Lines of data
______________________________
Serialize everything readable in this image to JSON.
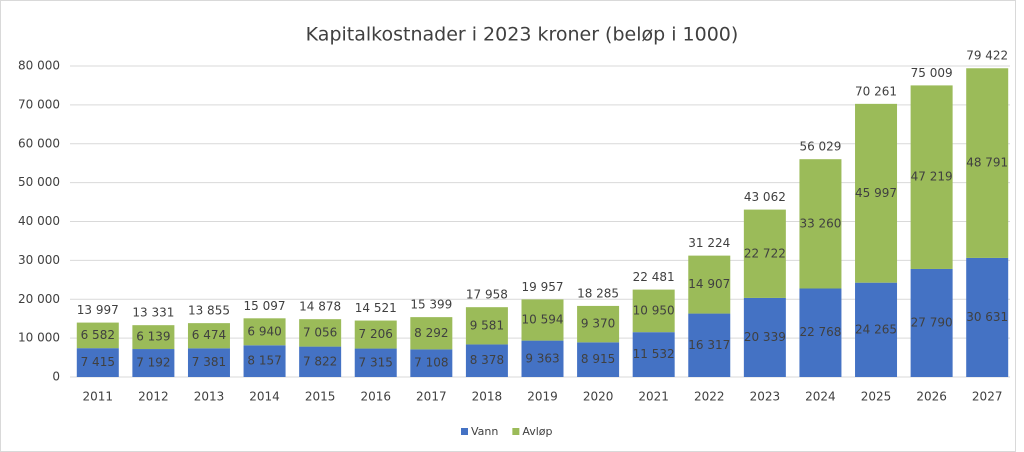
{
  "chart_data": {
    "type": "stacked_bar",
    "title": "Kapitalkostnader i 2023 kroner (beløp i 1000)",
    "categories": [
      "2011",
      "2012",
      "2013",
      "2014",
      "2015",
      "2016",
      "2017",
      "2018",
      "2019",
      "2020",
      "2021",
      "2022",
      "2023",
      "2024",
      "2025",
      "2026",
      "2027"
    ],
    "series": [
      {
        "name": "Vann",
        "color": "#4472c4",
        "values": [
          7415,
          7192,
          7381,
          8157,
          7822,
          7315,
          7108,
          8378,
          9363,
          8915,
          11532,
          16317,
          20339,
          22768,
          24265,
          27790,
          30631
        ],
        "value_labels": [
          "7 415",
          "7 192",
          "7 381",
          "8 157",
          "7 822",
          "7 315",
          "7 108",
          "8 378",
          "9 363",
          "8 915",
          "11 532",
          "16 317",
          "20 339",
          "22 768",
          "24 265",
          "27 790",
          "30 631"
        ]
      },
      {
        "name": "Avløp",
        "color": "#9bbb59",
        "values": [
          6582,
          6139,
          6474,
          6940,
          7056,
          7206,
          8292,
          9581,
          10594,
          9370,
          10950,
          14907,
          22722,
          33260,
          45997,
          47219,
          48791
        ],
        "value_labels": [
          "6 582",
          "6 139",
          "6 474",
          "6 940",
          "7 056",
          "7 206",
          "8 292",
          "9 581",
          "10 594",
          "9 370",
          "10 950",
          "14 907",
          "22 722",
          "33 260",
          "45 997",
          "47 219",
          "48 791"
        ]
      }
    ],
    "totals": {
      "values": [
        13997,
        13331,
        13855,
        15097,
        14878,
        14521,
        15399,
        17958,
        19957,
        18285,
        22481,
        31224,
        43062,
        56029,
        70261,
        75009,
        79422
      ],
      "value_labels": [
        "13 997",
        "13 331",
        "13 855",
        "15 097",
        "14 878",
        "14 521",
        "15 399",
        "17 958",
        "19 957",
        "18 285",
        "22 481",
        "31 224",
        "43 062",
        "56 029",
        "70 261",
        "75 009",
        "79 422"
      ]
    },
    "ylim": [
      0,
      80000
    ],
    "yticks": [
      0,
      {
        "value": 10000,
        "label": "10 000"
      },
      {
        "value": 20000,
        "label": "20 000"
      },
      {
        "value": 30000,
        "label": "30 000"
      },
      {
        "value": 40000,
        "label": "40 000"
      },
      {
        "value": 50000,
        "label": "50 000"
      },
      {
        "value": 60000,
        "label": "60 000"
      },
      {
        "value": 70000,
        "label": "70 000"
      },
      {
        "value": 80000,
        "label": "80 000"
      }
    ],
    "grid": true,
    "legend": "bottom"
  }
}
______________________________
WORK REQUIRED => Copy the listing over exactly, skipping the pictures it holds.

ANSWER FOR THIS EXERCISE =>
Serialize everything readable in this image to JSON.
{
  "chart_data": {
    "type": "stacked_bar",
    "title": "Kapitalkostnader i 2023 kroner (beløp i 1000)",
    "categories": [
      "2011",
      "2012",
      "2013",
      "2014",
      "2015",
      "2016",
      "2017",
      "2018",
      "2019",
      "2020",
      "2021",
      "2022",
      "2023",
      "2024",
      "2025",
      "2026",
      "2027"
    ],
    "series": [
      {
        "name": "Vann",
        "color": "#4472c4",
        "values": [
          7415,
          7192,
          7381,
          8157,
          7822,
          7315,
          7108,
          8378,
          9363,
          8915,
          11532,
          16317,
          20339,
          22768,
          24265,
          27790,
          30631
        ],
        "value_labels": [
          "7 415",
          "7 192",
          "7 381",
          "8 157",
          "7 822",
          "7 315",
          "7 108",
          "8 378",
          "9 363",
          "8 915",
          "11 532",
          "16 317",
          "20 339",
          "22 768",
          "24 265",
          "27 790",
          "30 631"
        ]
      },
      {
        "name": "Avløp",
        "color": "#9bbb59",
        "values": [
          6582,
          6139,
          6474,
          6940,
          7056,
          7206,
          8292,
          9581,
          10594,
          9370,
          10950,
          14907,
          22722,
          33260,
          45997,
          47219,
          48791
        ],
        "value_labels": [
          "6 582",
          "6 139",
          "6 474",
          "6 940",
          "7 056",
          "7 206",
          "8 292",
          "9 581",
          "10 594",
          "9 370",
          "10 950",
          "14 907",
          "22 722",
          "33 260",
          "45 997",
          "47 219",
          "48 791"
        ]
      }
    ],
    "totals": {
      "values": [
        13997,
        13331,
        13855,
        15097,
        14878,
        14521,
        15399,
        17958,
        19957,
        18285,
        22481,
        31224,
        43062,
        56029,
        70261,
        75009,
        79422
      ],
      "value_labels": [
        "13 997",
        "13 331",
        "13 855",
        "15 097",
        "14 878",
        "14 521",
        "15 399",
        "17 958",
        "19 957",
        "18 285",
        "22 481",
        "31 224",
        "43 062",
        "56 029",
        "70 261",
        "75 009",
        "79 422"
      ]
    },
    "ylim": [
      0,
      80000
    ],
    "yticks": [
      0,
      {
        "value": 10000,
        "label": "10 000"
      },
      {
        "value": 20000,
        "label": "20 000"
      },
      {
        "value": 30000,
        "label": "30 000"
      },
      {
        "value": 40000,
        "label": "40 000"
      },
      {
        "value": 50000,
        "label": "50 000"
      },
      {
        "value": 60000,
        "label": "60 000"
      },
      {
        "value": 70000,
        "label": "70 000"
      },
      {
        "value": 80000,
        "label": "80 000"
      }
    ],
    "grid": true,
    "legend": "bottom"
  }
}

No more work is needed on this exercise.